◆ Supplied material ◆
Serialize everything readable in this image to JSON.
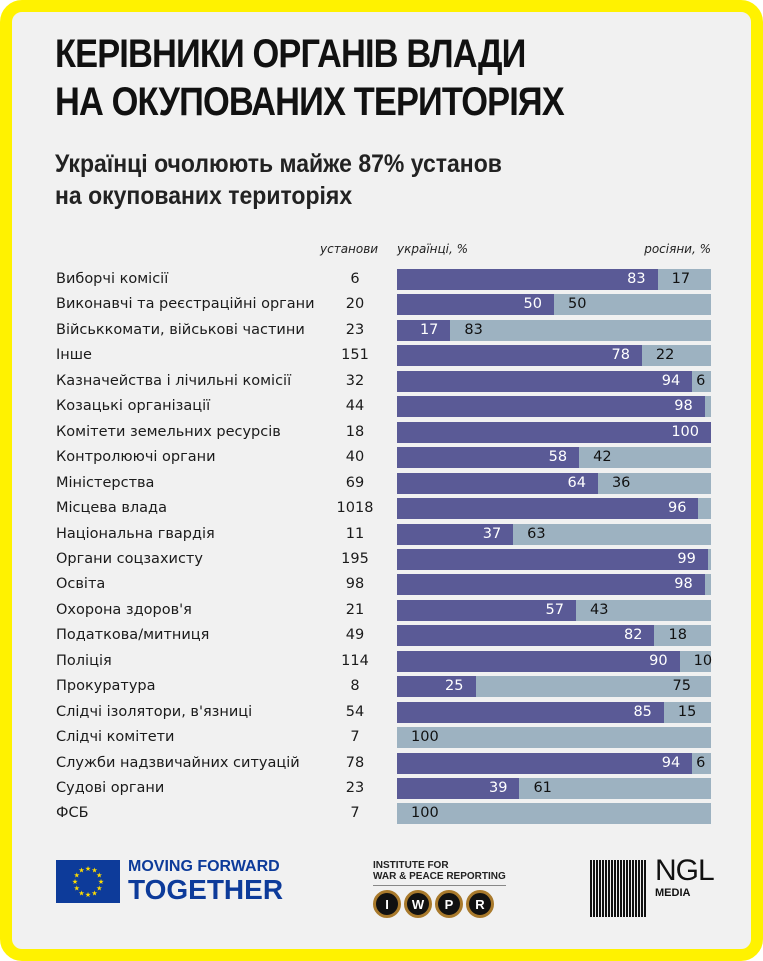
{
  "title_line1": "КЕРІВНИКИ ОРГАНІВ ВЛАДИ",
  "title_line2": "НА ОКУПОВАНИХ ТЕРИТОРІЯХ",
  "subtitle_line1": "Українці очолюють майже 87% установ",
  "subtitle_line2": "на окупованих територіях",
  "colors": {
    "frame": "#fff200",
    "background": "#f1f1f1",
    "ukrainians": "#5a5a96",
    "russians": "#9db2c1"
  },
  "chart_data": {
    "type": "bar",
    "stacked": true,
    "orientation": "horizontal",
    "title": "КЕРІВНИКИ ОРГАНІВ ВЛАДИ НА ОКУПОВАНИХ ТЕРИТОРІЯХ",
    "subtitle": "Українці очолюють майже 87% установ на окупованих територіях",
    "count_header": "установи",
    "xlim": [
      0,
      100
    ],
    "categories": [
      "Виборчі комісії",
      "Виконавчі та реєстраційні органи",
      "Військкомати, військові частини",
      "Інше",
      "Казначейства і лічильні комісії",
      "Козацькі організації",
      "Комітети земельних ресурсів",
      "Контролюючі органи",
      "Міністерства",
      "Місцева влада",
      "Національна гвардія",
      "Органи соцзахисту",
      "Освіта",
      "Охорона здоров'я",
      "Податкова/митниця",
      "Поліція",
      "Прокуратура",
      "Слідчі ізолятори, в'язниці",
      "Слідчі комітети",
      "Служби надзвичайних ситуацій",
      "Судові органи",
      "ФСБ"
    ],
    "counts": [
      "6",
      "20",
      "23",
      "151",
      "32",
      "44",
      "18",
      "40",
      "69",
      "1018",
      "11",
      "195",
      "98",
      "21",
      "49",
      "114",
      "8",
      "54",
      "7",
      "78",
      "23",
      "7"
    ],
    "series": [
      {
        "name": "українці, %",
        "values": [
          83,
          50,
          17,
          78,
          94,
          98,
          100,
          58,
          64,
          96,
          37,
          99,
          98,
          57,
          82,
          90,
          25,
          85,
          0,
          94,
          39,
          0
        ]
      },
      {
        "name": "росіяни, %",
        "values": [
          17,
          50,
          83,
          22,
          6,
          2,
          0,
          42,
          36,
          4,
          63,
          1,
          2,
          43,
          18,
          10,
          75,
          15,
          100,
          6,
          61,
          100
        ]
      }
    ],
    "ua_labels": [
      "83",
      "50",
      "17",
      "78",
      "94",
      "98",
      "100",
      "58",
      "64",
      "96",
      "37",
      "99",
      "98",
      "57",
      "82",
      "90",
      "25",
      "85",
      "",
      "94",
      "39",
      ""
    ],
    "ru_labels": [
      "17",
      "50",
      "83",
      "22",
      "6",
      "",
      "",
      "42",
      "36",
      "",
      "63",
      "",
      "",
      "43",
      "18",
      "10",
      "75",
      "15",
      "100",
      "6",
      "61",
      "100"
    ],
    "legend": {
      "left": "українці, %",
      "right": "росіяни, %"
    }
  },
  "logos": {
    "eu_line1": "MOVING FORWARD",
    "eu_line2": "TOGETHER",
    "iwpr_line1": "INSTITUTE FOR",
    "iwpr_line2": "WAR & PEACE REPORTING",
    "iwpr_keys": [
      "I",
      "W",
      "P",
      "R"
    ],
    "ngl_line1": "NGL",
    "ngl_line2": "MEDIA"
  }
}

---

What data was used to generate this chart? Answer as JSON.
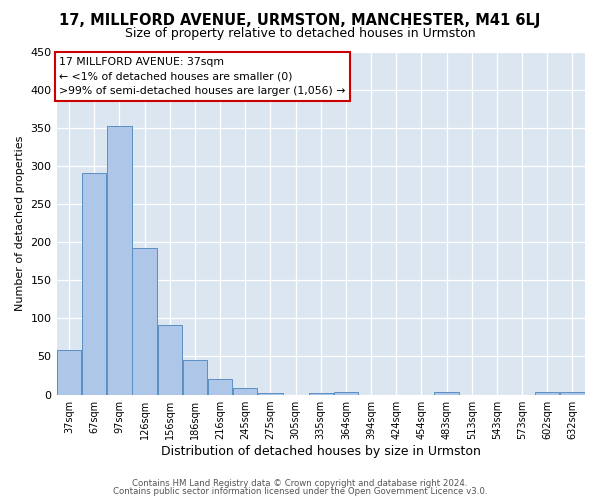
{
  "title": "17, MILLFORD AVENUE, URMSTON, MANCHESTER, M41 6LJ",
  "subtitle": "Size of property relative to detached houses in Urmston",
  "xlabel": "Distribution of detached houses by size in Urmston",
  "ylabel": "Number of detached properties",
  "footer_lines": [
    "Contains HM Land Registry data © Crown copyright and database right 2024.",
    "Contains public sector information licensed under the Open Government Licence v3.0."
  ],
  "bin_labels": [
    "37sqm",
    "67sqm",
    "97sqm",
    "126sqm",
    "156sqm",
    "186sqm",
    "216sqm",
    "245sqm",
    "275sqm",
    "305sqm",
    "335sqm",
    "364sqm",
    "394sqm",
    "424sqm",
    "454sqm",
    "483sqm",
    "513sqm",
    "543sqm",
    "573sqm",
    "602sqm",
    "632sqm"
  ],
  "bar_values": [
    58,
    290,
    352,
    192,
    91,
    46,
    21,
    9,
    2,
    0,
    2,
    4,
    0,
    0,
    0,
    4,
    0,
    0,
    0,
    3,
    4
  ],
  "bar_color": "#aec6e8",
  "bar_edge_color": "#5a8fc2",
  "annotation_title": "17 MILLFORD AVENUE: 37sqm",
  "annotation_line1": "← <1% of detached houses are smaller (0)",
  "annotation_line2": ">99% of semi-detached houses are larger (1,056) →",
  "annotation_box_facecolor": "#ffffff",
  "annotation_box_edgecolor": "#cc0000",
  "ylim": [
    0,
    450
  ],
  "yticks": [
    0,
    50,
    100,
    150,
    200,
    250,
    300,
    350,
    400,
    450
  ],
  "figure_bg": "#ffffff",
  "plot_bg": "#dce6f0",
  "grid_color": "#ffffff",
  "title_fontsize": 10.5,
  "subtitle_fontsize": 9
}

* * *

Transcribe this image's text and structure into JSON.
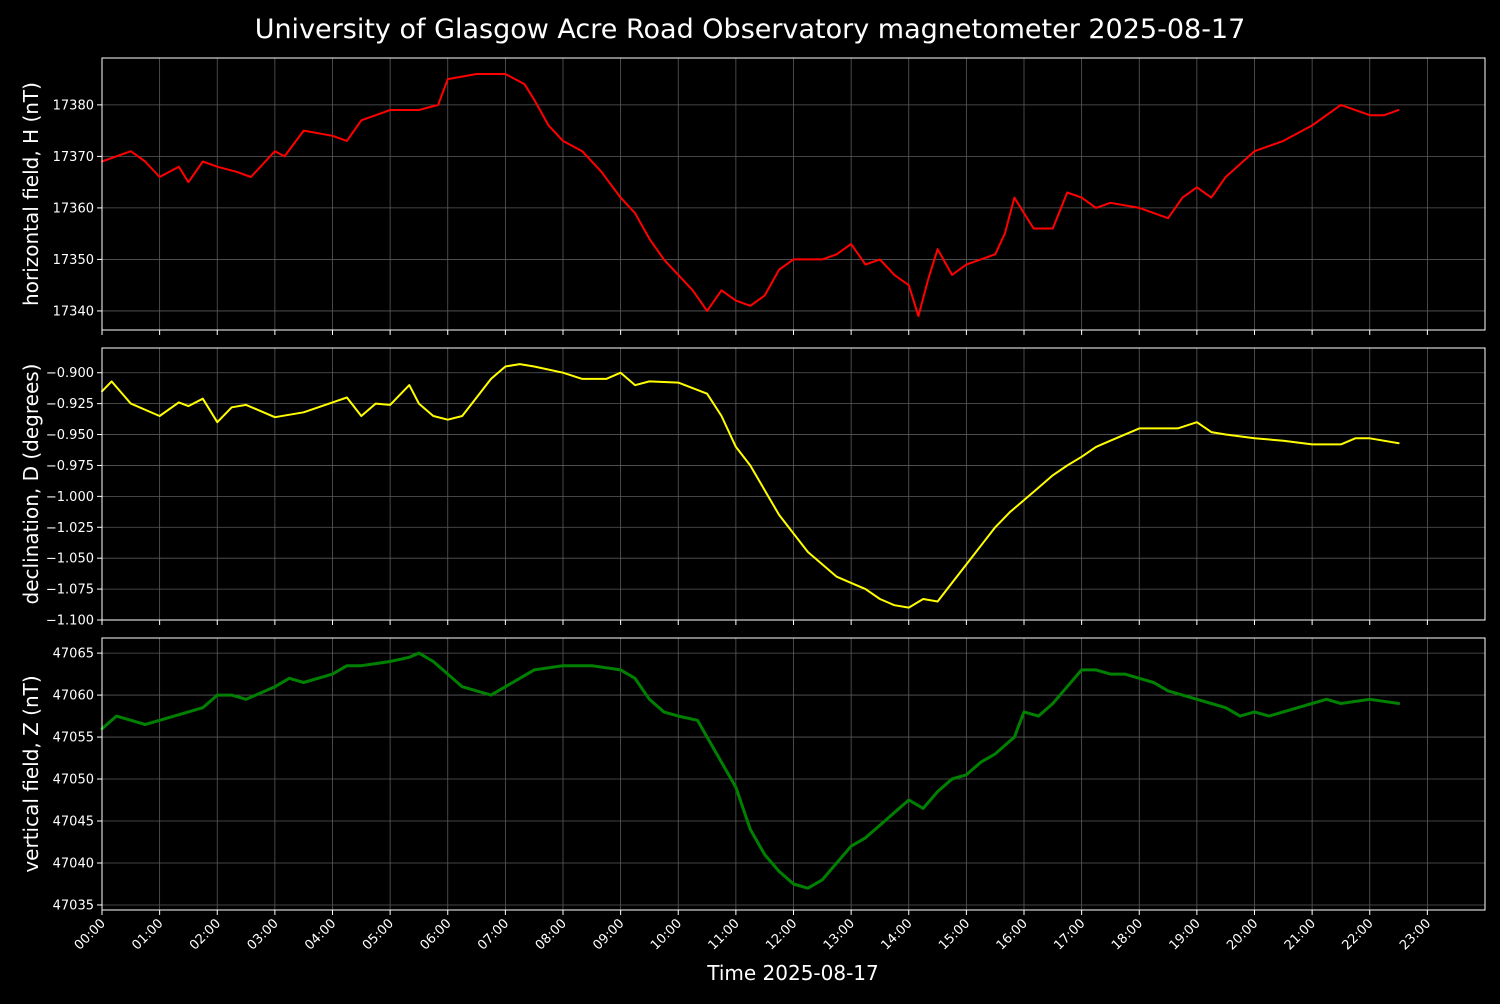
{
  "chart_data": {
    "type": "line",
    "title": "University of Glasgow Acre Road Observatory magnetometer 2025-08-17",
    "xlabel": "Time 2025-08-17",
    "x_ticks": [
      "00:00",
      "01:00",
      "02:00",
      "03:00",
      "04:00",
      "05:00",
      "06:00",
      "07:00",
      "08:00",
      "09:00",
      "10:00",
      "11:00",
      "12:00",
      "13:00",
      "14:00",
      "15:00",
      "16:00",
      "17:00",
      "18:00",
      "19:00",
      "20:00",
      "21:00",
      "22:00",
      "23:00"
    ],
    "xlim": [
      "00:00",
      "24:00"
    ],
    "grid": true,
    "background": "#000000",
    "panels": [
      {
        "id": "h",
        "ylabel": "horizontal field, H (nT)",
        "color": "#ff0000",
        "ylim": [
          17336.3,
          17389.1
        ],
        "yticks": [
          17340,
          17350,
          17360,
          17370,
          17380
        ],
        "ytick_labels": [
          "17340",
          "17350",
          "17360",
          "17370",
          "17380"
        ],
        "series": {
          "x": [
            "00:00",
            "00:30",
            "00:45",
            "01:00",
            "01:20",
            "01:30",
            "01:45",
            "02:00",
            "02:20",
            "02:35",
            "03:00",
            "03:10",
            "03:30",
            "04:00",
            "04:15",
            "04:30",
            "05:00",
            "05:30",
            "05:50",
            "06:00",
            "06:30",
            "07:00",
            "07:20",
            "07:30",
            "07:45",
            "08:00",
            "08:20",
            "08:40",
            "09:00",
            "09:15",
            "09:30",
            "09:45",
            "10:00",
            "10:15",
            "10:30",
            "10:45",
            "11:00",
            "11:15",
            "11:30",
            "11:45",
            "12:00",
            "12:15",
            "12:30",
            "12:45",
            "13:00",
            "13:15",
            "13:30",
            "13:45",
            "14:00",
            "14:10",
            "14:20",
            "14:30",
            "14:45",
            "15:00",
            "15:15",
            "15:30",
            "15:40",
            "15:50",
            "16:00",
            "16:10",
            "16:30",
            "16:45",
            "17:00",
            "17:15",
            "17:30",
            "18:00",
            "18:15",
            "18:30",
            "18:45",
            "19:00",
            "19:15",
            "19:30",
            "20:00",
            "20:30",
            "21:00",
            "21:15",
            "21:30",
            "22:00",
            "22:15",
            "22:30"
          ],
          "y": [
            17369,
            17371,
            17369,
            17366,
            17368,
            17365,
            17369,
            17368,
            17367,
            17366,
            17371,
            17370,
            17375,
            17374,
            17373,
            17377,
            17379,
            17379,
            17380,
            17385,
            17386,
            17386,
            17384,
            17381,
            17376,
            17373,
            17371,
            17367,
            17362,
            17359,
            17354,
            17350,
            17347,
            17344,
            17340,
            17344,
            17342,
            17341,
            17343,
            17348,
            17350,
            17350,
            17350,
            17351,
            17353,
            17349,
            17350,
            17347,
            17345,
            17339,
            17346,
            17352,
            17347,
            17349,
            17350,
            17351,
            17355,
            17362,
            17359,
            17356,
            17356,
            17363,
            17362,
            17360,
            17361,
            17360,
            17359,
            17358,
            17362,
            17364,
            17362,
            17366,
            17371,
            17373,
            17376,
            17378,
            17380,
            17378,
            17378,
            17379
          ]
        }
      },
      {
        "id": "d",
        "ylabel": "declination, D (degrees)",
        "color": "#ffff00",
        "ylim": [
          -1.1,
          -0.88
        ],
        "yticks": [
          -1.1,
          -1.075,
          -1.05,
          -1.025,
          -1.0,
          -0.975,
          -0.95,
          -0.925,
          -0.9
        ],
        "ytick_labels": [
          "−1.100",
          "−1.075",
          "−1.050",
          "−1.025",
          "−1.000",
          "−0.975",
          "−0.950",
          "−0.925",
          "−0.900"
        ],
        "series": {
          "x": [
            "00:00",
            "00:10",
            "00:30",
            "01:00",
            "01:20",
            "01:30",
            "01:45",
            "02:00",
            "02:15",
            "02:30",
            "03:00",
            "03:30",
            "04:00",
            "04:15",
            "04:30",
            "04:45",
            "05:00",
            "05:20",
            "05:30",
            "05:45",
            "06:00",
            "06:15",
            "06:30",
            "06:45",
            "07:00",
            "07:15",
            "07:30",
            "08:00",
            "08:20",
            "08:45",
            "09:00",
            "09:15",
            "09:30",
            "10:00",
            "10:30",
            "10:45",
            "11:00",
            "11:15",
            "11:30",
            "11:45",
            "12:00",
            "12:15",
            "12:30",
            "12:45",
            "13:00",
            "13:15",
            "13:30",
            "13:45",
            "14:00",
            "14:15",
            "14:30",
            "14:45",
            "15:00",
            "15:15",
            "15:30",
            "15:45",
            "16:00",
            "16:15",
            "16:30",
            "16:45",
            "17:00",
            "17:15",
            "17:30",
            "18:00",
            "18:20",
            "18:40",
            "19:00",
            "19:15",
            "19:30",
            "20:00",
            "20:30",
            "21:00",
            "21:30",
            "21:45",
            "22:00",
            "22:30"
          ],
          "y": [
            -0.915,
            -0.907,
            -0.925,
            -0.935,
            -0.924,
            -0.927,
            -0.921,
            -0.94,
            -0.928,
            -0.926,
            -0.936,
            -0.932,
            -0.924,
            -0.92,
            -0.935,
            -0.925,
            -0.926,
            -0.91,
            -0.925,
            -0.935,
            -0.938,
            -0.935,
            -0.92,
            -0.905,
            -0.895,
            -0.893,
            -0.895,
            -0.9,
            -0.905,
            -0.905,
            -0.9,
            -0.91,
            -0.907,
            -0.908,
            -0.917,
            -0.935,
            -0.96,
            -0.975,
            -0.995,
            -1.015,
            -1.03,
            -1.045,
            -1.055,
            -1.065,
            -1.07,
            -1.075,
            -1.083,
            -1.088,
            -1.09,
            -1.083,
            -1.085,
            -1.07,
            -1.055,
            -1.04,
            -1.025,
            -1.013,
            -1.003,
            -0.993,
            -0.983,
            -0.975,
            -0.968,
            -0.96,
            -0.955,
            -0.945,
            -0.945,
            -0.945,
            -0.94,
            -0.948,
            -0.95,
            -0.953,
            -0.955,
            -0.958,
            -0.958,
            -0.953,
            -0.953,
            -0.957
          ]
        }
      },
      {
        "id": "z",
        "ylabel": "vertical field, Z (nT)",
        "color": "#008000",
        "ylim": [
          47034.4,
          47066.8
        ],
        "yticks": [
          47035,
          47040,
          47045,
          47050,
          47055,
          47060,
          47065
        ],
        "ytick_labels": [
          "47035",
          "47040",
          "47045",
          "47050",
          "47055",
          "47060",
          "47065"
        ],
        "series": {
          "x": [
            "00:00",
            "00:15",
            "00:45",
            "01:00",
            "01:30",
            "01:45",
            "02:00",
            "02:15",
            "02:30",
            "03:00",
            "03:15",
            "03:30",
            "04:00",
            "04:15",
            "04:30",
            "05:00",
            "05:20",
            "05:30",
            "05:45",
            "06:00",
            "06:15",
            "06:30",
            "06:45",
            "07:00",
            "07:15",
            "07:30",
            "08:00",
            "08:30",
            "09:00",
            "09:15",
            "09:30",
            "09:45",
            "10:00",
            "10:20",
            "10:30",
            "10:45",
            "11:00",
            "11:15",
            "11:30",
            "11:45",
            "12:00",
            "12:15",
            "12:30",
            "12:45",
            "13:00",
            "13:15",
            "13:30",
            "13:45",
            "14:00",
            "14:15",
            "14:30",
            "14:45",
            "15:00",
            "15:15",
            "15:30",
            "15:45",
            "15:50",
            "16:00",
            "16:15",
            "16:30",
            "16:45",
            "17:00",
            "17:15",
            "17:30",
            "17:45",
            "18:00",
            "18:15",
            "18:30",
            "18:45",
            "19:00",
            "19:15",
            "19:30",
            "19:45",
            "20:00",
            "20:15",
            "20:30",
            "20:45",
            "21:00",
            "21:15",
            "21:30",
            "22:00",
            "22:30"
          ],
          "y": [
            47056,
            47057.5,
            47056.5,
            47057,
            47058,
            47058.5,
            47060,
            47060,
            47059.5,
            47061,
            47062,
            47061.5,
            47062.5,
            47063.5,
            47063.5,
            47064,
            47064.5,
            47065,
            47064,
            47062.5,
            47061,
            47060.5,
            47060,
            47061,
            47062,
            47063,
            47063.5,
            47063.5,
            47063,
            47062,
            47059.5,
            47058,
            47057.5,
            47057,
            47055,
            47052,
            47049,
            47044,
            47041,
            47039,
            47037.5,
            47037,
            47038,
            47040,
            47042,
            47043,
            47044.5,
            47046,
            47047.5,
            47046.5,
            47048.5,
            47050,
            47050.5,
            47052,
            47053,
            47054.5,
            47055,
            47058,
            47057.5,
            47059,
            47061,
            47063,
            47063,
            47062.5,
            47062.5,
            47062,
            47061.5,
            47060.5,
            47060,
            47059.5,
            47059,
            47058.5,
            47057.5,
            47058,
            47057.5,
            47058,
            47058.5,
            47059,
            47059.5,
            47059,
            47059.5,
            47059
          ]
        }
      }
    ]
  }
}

◆ Work to be completed ◆
Gather from the entries above all lines that include the string "очолюють".

◆ Exercise response ◆
  "subtitle_line1": "Українці очолюють майже 87% установ",
    "subtitle": "Українці очолюють майже 87% установ на окупованих територіях",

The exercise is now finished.